CHALLENGE:
For each line that holds "signed", copy the line out.

RECORD EXTRACTS:
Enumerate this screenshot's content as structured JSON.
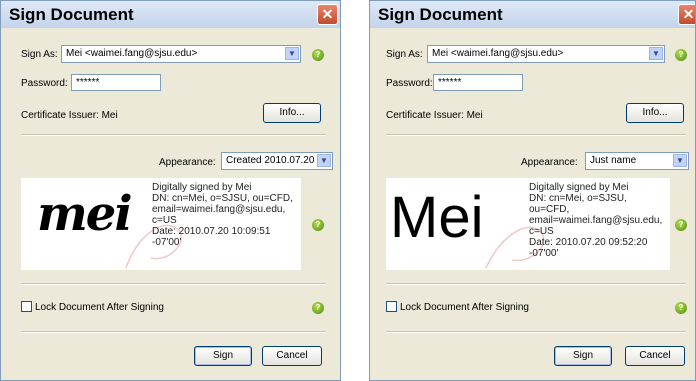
{
  "left": {
    "title": "Sign Document",
    "close_glyph": "✕",
    "sign_as_label": "Sign As:",
    "sign_as_value": "Mei <waimei.fang@sjsu.edu>",
    "password_label": "Password:",
    "password_value": "******",
    "certificate_issuer": "Certificate Issuer: Mei",
    "info_button": "Info...",
    "appearance_label": "Appearance:",
    "appearance_value": "Created 2010.07.20",
    "signature_image_text": "mei",
    "signature_details": "Digitally signed by Mei\nDN: cn=Mei, o=SJSU, ou=CFD,\nemail=waimei.fang@sjsu.edu,\nc=US\nDate: 2010.07.20 10:09:51\n-07'00'",
    "lock_label": "Lock Document After Signing",
    "sign_button": "Sign",
    "cancel_button": "Cancel",
    "help_glyph": "?"
  },
  "right": {
    "title": "Sign Document",
    "close_glyph": "✕",
    "sign_as_label": "Sign As:",
    "sign_as_value": "Mei <waimei.fang@sjsu.edu>",
    "password_label": "Password:",
    "password_value": "******",
    "certificate_issuer": "Certificate Issuer: Mei",
    "info_button": "Info...",
    "appearance_label": "Appearance:",
    "appearance_value": "Just name",
    "signature_name_text": "Mei",
    "signature_details": "Digitally signed by Mei\nDN: cn=Mei, o=SJSU,\nou=CFD,\nemail=waimei.fang@sjsu.edu,\nc=US\nDate: 2010.07.20 09:52:20\n-07'00'",
    "lock_label": "Lock Document After Signing",
    "sign_button": "Sign",
    "cancel_button": "Cancel",
    "help_glyph": "?"
  },
  "colors": {
    "dialog_bg": "#ece9d8",
    "close_button": "#c24b2c",
    "help_icon": "#4a8a10"
  }
}
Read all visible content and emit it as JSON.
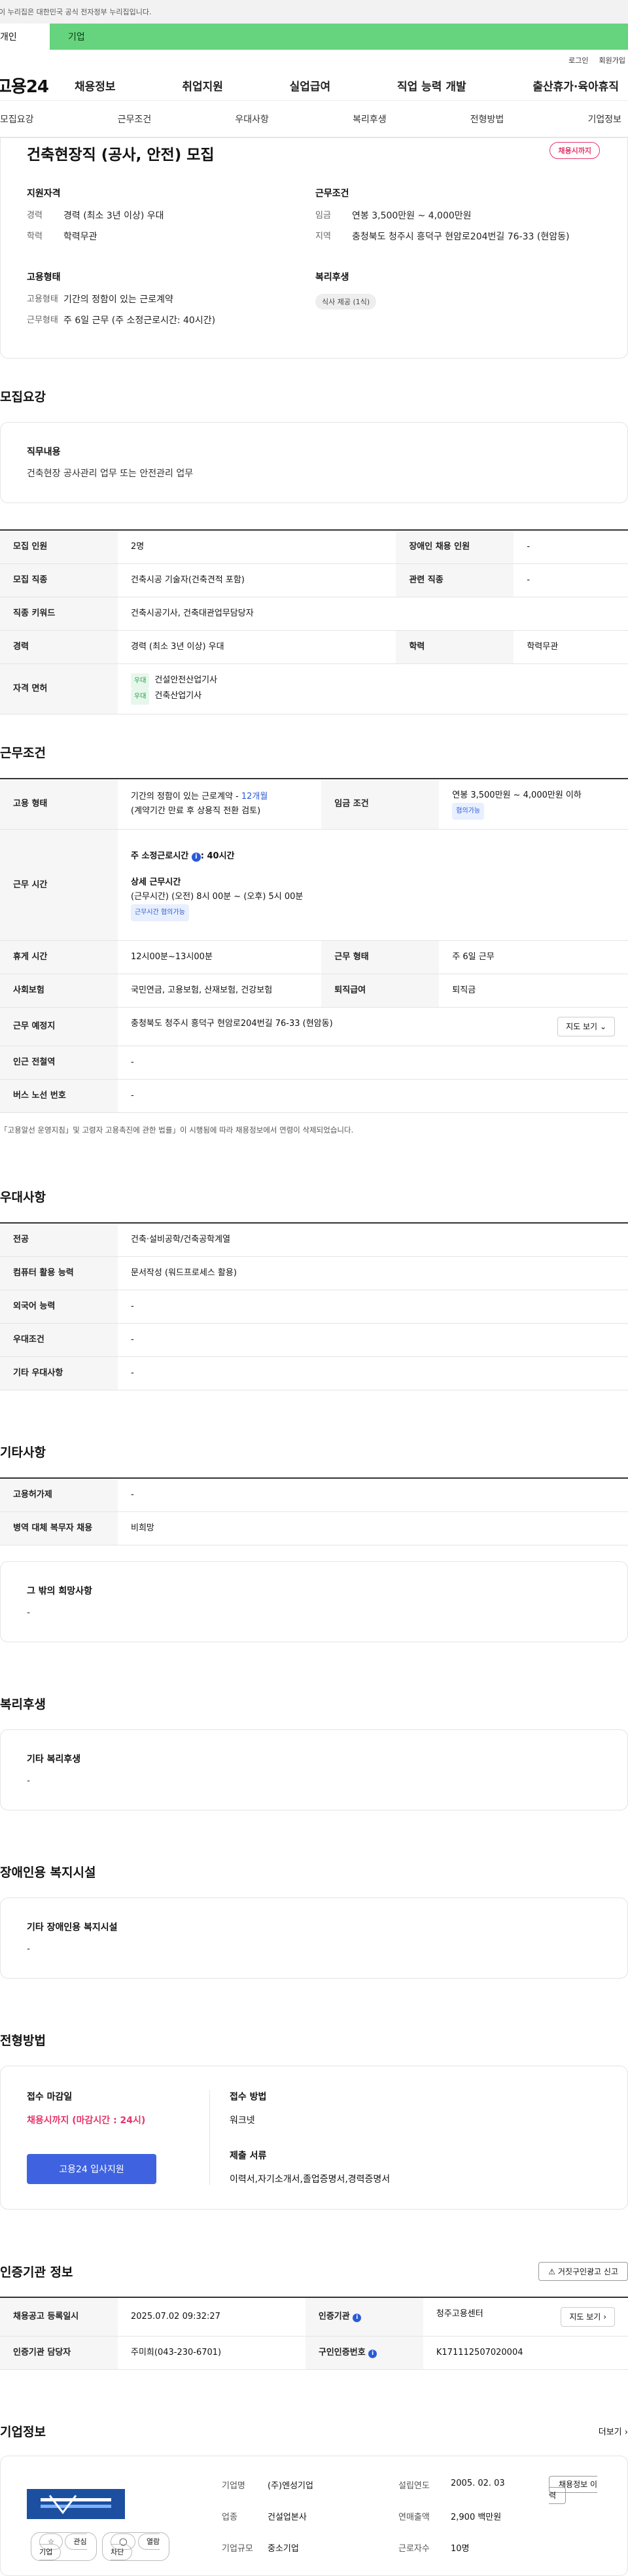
{
  "gov_notice": "이 누리집은 대한민국 공식 전자정부 누리집입니다.",
  "user_tabs": {
    "person": "개인",
    "corp": "기업"
  },
  "utility": {
    "login": "로그인",
    "join": "회원가입"
  },
  "logo": "고용24",
  "gnb": [
    "채용정보",
    "취업지원",
    "실업급여",
    "직업 능력 개발",
    "출산휴가·육아휴직"
  ],
  "subnav": [
    "모집요강",
    "근무조건",
    "우대사항",
    "복리후생",
    "전형방법",
    "기업정보"
  ],
  "header": {
    "title": "건축현장직 (공사, 안전) 모집",
    "status_badge": "채용시까지",
    "qual_title": "지원자격",
    "qual": [
      {
        "k": "경력",
        "v": "경력 (최소 3년 이상) 우대"
      },
      {
        "k": "학력",
        "v": "학력무관"
      }
    ],
    "cond_title": "근무조건",
    "cond": [
      {
        "k": "임금",
        "v": "연봉 3,500만원 ~ 4,000만원"
      },
      {
        "k": "지역",
        "v": "충청북도 청주시 흥덕구 현암로204번길 76-33 (현암동)"
      }
    ],
    "emp_title": "고용형태",
    "emp": [
      {
        "k": "고용형태",
        "v": "기간의 정함이 있는 근로계약"
      },
      {
        "k": "근무형태",
        "v": "주 6일 근무 (주 소정근로시간: 40시간)"
      }
    ],
    "welfare_title": "복리후생",
    "welfare_pill": "식사 제공 (1식)"
  },
  "recruit": {
    "section": "모집요강",
    "duty_title": "직무내용",
    "duty": "건축현장 공사관리 업무 또는 안전관리 업무",
    "rows": {
      "count_k": "모집 인원",
      "count_v": "2명",
      "disabled_k": "장애인 채용 인원",
      "disabled_v": "-",
      "job_k": "모집 직종",
      "job_v": "건축시공 기술자(건축견적 포함)",
      "related_k": "관련 직종",
      "related_v": "-",
      "keyword_k": "직종 키워드",
      "keyword_v": "건축시공기사, 건축대관업무담당자",
      "career_k": "경력",
      "career_v": "경력 (최소 3년 이상) 우대",
      "edu_k": "학력",
      "edu_v": "학력무관",
      "license_k": "자격 면허",
      "license_tag": "우대",
      "license1": "건설안전산업기사",
      "license2": "건축산업기사"
    }
  },
  "work": {
    "section": "근무조건",
    "emp_k": "고용 형태",
    "emp_v1": "기간의 정함이 있는 근로계약 - ",
    "emp_months": "12개월",
    "emp_v2": "(계약기간 만료 후 상용직 전환 검토)",
    "wage_k": "임금 조건",
    "wage_v": "연봉 3,500만원 ~ 4,000만원 이하",
    "wage_tag": "협의가능",
    "hours_k": "근무 시간",
    "hours_main": "주 소정근로시간",
    "hours_main_v": ": 40시간",
    "hours_detail_title": "상세 근무시간",
    "hours_detail": "(근무시간) (오전) 8시 00분 ~ (오후) 5시 00분",
    "hours_tag": "근무시간 협의가능",
    "break_k": "휴게 시간",
    "break_v": "12시00분~13시00분",
    "form_k": "근무 형태",
    "form_v": "주 6일 근무",
    "ins_k": "사회보험",
    "ins_v": "국민연금, 고용보험, 산재보험, 건강보험",
    "retire_k": "퇴직급여",
    "retire_v": "퇴직금",
    "place_k": "근무 예정지",
    "place_v": "충청북도 청주시 흥덕구 현암로204번길 76-33 (현암동)",
    "map_btn": "지도 보기",
    "station_k": "인근 전철역",
    "station_v": "-",
    "bus_k": "버스 노선 번호",
    "bus_v": "-",
    "note": "「고용알선 운영지침」및 고령자 고용촉진에 관한 법률」이 시행됨에 따라 채용정보에서 연령이 삭제되었습니다."
  },
  "pref": {
    "section": "우대사항",
    "major_k": "전공",
    "major_v": "건축·설비공학/건축공학계열",
    "pc_k": "컴퓨터 활용 능력",
    "pc_v": "문서작성 (워드프로세스 활용)",
    "lang_k": "외국어 능력",
    "lang_v": "-",
    "cond_k": "우대조건",
    "cond_v": "-",
    "etc_k": "기타 우대사항",
    "etc_v": "-"
  },
  "etc": {
    "section": "기타사항",
    "subsidy_k": "고용허가제",
    "subsidy_v": "-",
    "military_k": "병역 대체 복무자 채용",
    "military_v": "비희망",
    "wish_title": "그 밖의 희망사항",
    "wish_v": "-"
  },
  "welfare": {
    "section": "복리후생",
    "title": "기타 복리후생",
    "v": "-"
  },
  "facility": {
    "section": "장애인용 복지시설",
    "title": "기타 장애인용 복지시설",
    "v": "-"
  },
  "apply": {
    "section": "전형방법",
    "deadline_title": "접수 마감일",
    "deadline": "채용시까지 (마감시간 : 24시)",
    "btn": "고용24 입사지원",
    "method_title": "접수 방법",
    "method": "워크넷",
    "docs_title": "제출 서류",
    "docs": "이력서,자기소개서,졸업증명서,경력증명서"
  },
  "agency": {
    "section": "인증기관 정보",
    "report_btn": "거짓구인광고 신고",
    "reg_k": "채용공고 등록일시",
    "reg_v": "2025.07.02 09:32:27",
    "inst_k": "인증기관",
    "inst_v": "청주고용센터",
    "map_btn": "지도 보기",
    "staff_k": "인증기관 담당자",
    "staff_v": "주미희(043-230-6701)",
    "id_k": "구인인증번호",
    "id_v": "K171112507020004"
  },
  "company": {
    "section": "기업정보",
    "more": "더보기",
    "name_k": "기업명",
    "name_v": "(주)엔성기업",
    "founded_k": "설립연도",
    "founded_v": "2005. 02. 03",
    "history_btn": "채용정보 이력",
    "industry_k": "업종",
    "industry_v": "건설업본사",
    "revenue_k": "연매출액",
    "revenue_v": "2,900 백만원",
    "size_k": "기업규모",
    "size_v": "중소기업",
    "staff_k": "근로자수",
    "staff_v": "10명",
    "fav_btn": "관심기업",
    "block_btn": "열람차단"
  }
}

ANSWER TO THIS TASK:
    "signature_details": "Digitally signed by Mei\nDN: cn=Mei, o=SJSU, ou=CFD,\nemail=waimei.fang@sjsu.edu,\nc=US\nDate: 2010.07.20 10:09:51\n-07'00'",
    "signature_details": "Digitally signed by Mei\nDN: cn=Mei, o=SJSU,\nou=CFD,\nemail=waimei.fang@sjsu.edu,\nc=US\nDate: 2010.07.20 09:52:20\n-07'00'",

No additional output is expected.